Copy all records verbatim.

(Collected data entries)
[BEGIN]

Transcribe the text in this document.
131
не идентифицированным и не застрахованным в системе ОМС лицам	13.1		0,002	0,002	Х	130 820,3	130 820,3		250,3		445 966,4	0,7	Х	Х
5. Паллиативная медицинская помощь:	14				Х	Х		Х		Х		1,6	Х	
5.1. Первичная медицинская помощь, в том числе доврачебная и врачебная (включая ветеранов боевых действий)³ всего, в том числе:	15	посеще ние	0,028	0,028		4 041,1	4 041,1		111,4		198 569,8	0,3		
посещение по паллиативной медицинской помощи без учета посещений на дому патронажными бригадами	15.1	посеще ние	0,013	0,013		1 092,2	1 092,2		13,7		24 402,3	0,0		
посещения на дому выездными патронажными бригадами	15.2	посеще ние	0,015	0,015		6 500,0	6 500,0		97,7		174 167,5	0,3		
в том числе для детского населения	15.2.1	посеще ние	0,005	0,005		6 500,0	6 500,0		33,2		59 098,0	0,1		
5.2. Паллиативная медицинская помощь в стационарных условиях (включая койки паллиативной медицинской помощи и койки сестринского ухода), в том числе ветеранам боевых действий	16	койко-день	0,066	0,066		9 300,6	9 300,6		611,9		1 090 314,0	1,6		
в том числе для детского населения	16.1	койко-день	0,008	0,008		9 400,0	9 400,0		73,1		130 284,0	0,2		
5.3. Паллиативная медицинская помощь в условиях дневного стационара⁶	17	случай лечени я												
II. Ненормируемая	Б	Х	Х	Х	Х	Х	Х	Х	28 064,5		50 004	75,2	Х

[END]

**Problem solution**
Transcribe the text in this document.
131
не идентифицированным и не застрахованным в системе ОМС лицам	13.1		0,002	0,002	Х	130 820,3	130 820,3		250,3		445 966,4	0,7	Х	Х
5. Паллиативная медицинская помощь:	14				Х	Х		Х		Х		1,6	Х	
5.1. Первичная медицинская помощь, в том числе доврачебная и врачебная (включая ветеранов боевых действий)³ всего, в том числе:	15	посеще ние	0,028	0,028		4 041,1	4 041,1		111,4		198 569,8	0,3		
посещение по паллиативной медицинской помощи без учета посещений на дому патронажными бригадами	15.1	посеще ние	0,013	0,013		1 092,2	1 092,2		13,7		24 402,3	0,0		
посещения на дому выездными патронажными бригадами	15.2	посеще ние	0,015	0,015		6 500,0	6 500,0		97,7		174 167,5	0,3		
в том числе для детского населения	15.2.1	посеще ние	0,005	0,005		6 500,0	6 500,0		33,2		59 098,0	0,1		
5.2. Паллиативная медицинская помощь в стационарных условиях (включая койки паллиативной медицинской помощи и койки сестринского ухода), в том числе ветеранам боевых действий	16	койко-день	0,066	0,066		9 300,6	9 300,6		611,9		1 090 314,0	1,6		
в том числе для детского населения	16.1	койко-день	0,008	0,008		9 400,0	9 400,0		73,1		130 284,0	0,2		
5.3. Паллиативная медицинская помощь в условиях дневного стационара⁶	17	случай лечени я												
II. Ненормируемая	Б	Х	Х	Х	Х	Х	Х	Х	28 064,5		50 004	75,2	Х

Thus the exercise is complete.